** Data for processing **
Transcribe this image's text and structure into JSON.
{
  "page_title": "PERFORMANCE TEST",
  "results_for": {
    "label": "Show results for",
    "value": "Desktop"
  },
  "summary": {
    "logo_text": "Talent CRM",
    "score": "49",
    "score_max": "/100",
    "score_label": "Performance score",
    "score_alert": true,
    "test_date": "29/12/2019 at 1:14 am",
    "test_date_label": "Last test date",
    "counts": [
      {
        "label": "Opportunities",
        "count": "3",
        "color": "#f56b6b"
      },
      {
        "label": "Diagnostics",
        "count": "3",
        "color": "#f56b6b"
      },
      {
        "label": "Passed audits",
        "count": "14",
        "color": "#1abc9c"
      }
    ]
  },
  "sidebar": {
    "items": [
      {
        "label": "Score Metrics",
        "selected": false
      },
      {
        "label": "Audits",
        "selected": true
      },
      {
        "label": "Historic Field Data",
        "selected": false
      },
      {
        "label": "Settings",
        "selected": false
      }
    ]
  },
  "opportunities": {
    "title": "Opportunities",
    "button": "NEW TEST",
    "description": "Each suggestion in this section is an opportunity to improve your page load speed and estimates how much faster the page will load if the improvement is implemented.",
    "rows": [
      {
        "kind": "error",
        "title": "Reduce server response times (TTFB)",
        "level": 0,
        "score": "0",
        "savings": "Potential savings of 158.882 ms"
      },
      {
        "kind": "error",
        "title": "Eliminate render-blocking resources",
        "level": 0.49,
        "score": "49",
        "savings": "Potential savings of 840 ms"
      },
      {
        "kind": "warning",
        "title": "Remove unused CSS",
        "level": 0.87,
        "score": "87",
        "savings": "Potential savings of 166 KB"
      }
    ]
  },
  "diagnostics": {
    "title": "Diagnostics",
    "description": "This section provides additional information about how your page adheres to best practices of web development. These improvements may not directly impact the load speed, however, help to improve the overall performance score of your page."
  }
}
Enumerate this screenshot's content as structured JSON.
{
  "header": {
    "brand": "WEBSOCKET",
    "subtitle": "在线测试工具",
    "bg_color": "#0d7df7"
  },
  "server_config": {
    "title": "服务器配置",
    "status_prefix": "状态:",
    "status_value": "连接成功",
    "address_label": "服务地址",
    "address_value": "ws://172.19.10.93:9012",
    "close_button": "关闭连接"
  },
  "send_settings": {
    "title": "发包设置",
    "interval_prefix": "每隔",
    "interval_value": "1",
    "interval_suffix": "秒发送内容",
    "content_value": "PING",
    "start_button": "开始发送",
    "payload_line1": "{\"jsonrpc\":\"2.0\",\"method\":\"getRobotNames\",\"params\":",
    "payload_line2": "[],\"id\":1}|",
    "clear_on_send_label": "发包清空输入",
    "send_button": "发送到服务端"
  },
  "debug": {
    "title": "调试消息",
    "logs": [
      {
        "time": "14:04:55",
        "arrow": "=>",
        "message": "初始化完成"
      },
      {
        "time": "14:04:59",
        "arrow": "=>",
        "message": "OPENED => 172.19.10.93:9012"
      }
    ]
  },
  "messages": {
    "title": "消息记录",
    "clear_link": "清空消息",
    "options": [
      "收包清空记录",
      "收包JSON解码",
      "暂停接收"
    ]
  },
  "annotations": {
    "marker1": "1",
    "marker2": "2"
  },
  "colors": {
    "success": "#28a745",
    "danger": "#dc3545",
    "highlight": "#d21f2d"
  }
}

** What needs to be done **
What is the number of lines above that hold the string "description"? Answer with that number alone.

** Result below **
2